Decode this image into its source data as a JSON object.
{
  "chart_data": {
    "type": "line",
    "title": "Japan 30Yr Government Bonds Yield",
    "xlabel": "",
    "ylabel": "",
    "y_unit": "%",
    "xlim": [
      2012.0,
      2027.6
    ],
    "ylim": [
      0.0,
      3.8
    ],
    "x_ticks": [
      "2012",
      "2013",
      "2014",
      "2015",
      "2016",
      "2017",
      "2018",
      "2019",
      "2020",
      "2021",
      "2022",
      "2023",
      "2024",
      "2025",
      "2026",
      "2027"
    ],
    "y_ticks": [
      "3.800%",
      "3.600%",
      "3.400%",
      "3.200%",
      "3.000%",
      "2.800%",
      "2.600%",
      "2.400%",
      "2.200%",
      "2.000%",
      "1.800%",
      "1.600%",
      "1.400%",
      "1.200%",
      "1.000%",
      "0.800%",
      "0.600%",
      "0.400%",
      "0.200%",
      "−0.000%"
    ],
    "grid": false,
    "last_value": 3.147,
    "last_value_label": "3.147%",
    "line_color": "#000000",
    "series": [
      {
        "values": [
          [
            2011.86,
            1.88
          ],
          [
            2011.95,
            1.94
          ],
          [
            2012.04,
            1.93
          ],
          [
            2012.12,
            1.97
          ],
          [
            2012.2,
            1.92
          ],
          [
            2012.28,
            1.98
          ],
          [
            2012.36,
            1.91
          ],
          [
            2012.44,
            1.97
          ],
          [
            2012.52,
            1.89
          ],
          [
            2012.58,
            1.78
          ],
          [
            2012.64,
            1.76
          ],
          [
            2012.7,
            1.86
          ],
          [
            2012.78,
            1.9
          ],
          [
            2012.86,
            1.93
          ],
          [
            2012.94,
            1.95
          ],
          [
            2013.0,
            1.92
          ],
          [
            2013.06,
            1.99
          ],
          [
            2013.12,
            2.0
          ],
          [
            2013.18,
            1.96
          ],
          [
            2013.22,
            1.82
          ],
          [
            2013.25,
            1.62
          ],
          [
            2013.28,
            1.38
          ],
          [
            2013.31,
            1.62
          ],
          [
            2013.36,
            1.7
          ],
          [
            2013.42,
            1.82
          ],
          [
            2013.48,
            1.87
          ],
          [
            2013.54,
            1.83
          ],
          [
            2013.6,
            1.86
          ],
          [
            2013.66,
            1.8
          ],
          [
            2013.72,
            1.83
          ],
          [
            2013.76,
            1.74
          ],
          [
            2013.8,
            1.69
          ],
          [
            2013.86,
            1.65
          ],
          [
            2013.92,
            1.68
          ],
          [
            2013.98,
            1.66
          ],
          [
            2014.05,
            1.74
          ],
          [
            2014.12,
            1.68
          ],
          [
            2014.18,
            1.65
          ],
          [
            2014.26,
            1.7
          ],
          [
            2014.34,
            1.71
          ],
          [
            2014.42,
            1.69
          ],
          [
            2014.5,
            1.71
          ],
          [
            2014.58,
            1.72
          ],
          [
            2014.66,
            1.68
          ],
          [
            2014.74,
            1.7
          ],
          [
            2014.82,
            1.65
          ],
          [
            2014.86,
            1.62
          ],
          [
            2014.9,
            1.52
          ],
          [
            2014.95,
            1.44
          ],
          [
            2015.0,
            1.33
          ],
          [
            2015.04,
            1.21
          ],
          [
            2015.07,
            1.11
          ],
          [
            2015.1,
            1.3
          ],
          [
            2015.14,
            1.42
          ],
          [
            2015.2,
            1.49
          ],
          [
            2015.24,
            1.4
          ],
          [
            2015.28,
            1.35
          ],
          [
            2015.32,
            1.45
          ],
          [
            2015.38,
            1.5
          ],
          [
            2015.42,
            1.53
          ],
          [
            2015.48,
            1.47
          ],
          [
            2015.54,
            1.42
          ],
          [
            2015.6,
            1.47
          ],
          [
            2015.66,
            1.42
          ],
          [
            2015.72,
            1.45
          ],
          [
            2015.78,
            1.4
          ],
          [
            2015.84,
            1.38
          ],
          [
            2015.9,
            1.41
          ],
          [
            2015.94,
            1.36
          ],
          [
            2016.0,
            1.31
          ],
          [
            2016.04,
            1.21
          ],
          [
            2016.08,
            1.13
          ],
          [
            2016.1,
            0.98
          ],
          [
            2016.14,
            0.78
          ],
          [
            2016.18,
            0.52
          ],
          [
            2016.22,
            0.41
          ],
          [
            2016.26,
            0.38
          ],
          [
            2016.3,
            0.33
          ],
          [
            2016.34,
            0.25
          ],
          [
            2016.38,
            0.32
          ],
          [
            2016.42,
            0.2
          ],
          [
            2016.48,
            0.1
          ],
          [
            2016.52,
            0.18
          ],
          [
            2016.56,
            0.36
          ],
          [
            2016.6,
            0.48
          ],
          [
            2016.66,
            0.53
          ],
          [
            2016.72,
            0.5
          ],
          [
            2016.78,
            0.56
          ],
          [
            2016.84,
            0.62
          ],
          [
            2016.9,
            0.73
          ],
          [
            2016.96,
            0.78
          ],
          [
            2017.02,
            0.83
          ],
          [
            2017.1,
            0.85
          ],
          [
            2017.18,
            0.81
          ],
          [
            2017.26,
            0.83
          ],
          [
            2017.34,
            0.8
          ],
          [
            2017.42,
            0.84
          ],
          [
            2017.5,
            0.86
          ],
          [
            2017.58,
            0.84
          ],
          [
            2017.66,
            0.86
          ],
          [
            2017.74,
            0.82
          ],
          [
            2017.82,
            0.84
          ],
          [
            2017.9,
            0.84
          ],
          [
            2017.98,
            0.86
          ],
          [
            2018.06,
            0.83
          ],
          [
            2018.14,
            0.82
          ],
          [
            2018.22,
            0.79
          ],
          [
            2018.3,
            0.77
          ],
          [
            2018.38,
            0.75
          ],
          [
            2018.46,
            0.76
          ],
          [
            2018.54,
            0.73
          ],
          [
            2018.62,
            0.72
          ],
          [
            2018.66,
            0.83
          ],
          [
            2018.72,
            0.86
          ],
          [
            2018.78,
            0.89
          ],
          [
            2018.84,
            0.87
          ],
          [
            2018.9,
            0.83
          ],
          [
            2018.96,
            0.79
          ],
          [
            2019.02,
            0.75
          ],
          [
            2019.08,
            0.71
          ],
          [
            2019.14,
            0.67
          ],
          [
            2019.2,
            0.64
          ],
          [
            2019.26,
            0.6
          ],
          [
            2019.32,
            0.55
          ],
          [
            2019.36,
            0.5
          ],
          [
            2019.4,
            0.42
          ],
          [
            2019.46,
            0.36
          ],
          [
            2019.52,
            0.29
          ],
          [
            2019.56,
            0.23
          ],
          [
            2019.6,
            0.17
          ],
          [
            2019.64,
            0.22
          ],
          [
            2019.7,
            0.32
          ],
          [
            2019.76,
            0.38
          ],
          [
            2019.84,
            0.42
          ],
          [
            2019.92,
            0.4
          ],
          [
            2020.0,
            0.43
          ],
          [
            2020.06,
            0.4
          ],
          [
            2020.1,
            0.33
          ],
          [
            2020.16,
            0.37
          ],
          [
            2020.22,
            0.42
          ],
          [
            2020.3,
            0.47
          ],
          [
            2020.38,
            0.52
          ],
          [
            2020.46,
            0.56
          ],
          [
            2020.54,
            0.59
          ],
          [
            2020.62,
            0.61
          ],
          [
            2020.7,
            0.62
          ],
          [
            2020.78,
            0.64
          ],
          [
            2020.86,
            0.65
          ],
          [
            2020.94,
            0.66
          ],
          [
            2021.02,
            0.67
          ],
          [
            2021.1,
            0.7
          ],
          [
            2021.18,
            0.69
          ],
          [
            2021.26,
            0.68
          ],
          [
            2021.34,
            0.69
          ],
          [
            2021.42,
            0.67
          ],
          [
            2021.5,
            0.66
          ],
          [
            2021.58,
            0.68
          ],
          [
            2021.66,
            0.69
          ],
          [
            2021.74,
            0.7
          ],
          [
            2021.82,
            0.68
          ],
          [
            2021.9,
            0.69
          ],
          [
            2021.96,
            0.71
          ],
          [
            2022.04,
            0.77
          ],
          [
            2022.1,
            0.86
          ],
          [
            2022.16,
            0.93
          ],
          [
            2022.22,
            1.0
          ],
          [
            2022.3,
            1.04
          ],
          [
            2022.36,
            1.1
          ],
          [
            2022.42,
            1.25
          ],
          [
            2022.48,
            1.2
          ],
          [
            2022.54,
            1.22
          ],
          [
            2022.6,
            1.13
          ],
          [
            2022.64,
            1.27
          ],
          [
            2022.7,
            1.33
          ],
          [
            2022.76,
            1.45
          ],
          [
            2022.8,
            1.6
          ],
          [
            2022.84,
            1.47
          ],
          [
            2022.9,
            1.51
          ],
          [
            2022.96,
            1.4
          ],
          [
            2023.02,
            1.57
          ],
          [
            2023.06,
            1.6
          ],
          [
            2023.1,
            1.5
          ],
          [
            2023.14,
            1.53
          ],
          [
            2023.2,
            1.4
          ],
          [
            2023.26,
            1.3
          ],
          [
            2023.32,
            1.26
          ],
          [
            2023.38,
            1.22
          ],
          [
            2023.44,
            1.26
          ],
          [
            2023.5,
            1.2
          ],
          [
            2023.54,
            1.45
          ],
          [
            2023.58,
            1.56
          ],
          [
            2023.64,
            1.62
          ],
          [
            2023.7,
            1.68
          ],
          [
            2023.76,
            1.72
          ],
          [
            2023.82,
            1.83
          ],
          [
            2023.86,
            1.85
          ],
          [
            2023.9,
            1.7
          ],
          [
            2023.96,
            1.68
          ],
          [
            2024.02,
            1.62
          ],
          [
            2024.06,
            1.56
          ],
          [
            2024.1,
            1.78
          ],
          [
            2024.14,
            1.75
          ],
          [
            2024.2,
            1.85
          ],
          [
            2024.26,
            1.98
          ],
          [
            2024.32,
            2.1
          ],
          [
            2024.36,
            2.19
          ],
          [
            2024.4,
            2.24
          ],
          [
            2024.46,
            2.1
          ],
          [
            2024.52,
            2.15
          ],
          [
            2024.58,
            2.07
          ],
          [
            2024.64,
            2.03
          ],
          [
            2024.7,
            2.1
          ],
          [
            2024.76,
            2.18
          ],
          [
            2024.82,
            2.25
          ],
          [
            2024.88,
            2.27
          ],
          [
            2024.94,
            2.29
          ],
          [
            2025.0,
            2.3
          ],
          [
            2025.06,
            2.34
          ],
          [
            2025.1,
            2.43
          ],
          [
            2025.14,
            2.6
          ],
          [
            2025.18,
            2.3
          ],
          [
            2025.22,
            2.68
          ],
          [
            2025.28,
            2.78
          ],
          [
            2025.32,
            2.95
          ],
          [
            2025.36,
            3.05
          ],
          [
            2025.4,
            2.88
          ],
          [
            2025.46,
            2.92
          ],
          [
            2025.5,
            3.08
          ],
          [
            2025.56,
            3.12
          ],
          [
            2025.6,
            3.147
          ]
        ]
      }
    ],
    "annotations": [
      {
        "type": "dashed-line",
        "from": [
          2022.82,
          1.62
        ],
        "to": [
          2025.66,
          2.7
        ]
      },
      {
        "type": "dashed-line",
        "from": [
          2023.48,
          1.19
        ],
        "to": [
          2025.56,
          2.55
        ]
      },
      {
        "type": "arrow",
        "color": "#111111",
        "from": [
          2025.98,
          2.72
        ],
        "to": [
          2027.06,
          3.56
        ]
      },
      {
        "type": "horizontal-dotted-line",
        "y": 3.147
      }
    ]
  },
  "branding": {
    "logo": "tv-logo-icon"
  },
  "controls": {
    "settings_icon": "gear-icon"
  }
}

▶ [AIM OF THE TASK]:
Copy out all lines from the material above that contain the string "type".

▶ [RESPONSE TO THIS TASK]:
    "type": "line",
        "type": "dashed-line",
        "type": "dashed-line",
        "type": "arrow",
        "type": "horizontal-dotted-line",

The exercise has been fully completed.